WHAT YOU SHOULD DO: Set down all of the entries word for word, omitting the images they contain.

(Figure collection entries)

----------

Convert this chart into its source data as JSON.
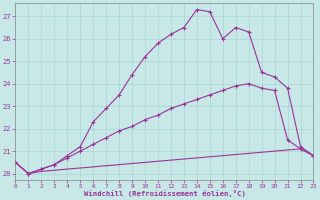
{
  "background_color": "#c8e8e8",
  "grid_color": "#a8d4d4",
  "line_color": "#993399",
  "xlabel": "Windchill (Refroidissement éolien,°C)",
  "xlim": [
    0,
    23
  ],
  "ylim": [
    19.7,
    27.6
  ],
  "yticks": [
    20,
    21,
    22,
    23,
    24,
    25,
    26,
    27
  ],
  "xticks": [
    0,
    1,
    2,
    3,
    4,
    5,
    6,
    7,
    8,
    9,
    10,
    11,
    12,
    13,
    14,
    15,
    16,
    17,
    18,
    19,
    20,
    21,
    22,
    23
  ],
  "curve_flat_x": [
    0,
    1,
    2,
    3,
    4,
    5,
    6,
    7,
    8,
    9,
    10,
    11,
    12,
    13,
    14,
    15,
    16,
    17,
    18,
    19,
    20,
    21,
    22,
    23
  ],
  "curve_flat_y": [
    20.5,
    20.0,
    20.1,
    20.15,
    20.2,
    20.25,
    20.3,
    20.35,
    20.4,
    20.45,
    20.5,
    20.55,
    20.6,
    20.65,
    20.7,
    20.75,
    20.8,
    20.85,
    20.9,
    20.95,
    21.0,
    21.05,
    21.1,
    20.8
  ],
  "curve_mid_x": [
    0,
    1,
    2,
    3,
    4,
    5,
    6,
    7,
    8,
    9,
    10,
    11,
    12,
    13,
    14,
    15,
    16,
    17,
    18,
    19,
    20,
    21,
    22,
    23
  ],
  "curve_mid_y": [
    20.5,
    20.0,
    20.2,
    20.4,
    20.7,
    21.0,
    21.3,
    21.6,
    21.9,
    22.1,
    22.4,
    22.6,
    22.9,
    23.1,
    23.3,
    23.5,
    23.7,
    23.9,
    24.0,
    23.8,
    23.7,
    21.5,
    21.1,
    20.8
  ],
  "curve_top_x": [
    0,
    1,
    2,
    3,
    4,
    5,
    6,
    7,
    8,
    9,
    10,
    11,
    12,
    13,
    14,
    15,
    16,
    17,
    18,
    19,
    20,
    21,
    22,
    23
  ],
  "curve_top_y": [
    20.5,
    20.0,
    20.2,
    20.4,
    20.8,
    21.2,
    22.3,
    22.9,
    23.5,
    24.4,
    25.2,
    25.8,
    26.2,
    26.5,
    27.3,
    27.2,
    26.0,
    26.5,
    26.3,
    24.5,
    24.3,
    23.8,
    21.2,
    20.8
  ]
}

----------

THE REPLY:
Convert this chart into its source data as JSON.
{
  "background_color": "#c8e8e8",
  "grid_color": "#a8d4d4",
  "line_color": "#993399",
  "xlabel": "Windchill (Refroidissement éolien,°C)",
  "xlim": [
    0,
    23
  ],
  "ylim": [
    19.7,
    27.6
  ],
  "yticks": [
    20,
    21,
    22,
    23,
    24,
    25,
    26,
    27
  ],
  "xticks": [
    0,
    1,
    2,
    3,
    4,
    5,
    6,
    7,
    8,
    9,
    10,
    11,
    12,
    13,
    14,
    15,
    16,
    17,
    18,
    19,
    20,
    21,
    22,
    23
  ],
  "curve_flat_x": [
    0,
    1,
    2,
    3,
    4,
    5,
    6,
    7,
    8,
    9,
    10,
    11,
    12,
    13,
    14,
    15,
    16,
    17,
    18,
    19,
    20,
    21,
    22,
    23
  ],
  "curve_flat_y": [
    20.5,
    20.0,
    20.1,
    20.15,
    20.2,
    20.25,
    20.3,
    20.35,
    20.4,
    20.45,
    20.5,
    20.55,
    20.6,
    20.65,
    20.7,
    20.75,
    20.8,
    20.85,
    20.9,
    20.95,
    21.0,
    21.05,
    21.1,
    20.8
  ],
  "curve_mid_x": [
    0,
    1,
    2,
    3,
    4,
    5,
    6,
    7,
    8,
    9,
    10,
    11,
    12,
    13,
    14,
    15,
    16,
    17,
    18,
    19,
    20,
    21,
    22,
    23
  ],
  "curve_mid_y": [
    20.5,
    20.0,
    20.2,
    20.4,
    20.7,
    21.0,
    21.3,
    21.6,
    21.9,
    22.1,
    22.4,
    22.6,
    22.9,
    23.1,
    23.3,
    23.5,
    23.7,
    23.9,
    24.0,
    23.8,
    23.7,
    21.5,
    21.1,
    20.8
  ],
  "curve_top_x": [
    0,
    1,
    2,
    3,
    4,
    5,
    6,
    7,
    8,
    9,
    10,
    11,
    12,
    13,
    14,
    15,
    16,
    17,
    18,
    19,
    20,
    21,
    22,
    23
  ],
  "curve_top_y": [
    20.5,
    20.0,
    20.2,
    20.4,
    20.8,
    21.2,
    22.3,
    22.9,
    23.5,
    24.4,
    25.2,
    25.8,
    26.2,
    26.5,
    27.3,
    27.2,
    26.0,
    26.5,
    26.3,
    24.5,
    24.3,
    23.8,
    21.2,
    20.8
  ]
}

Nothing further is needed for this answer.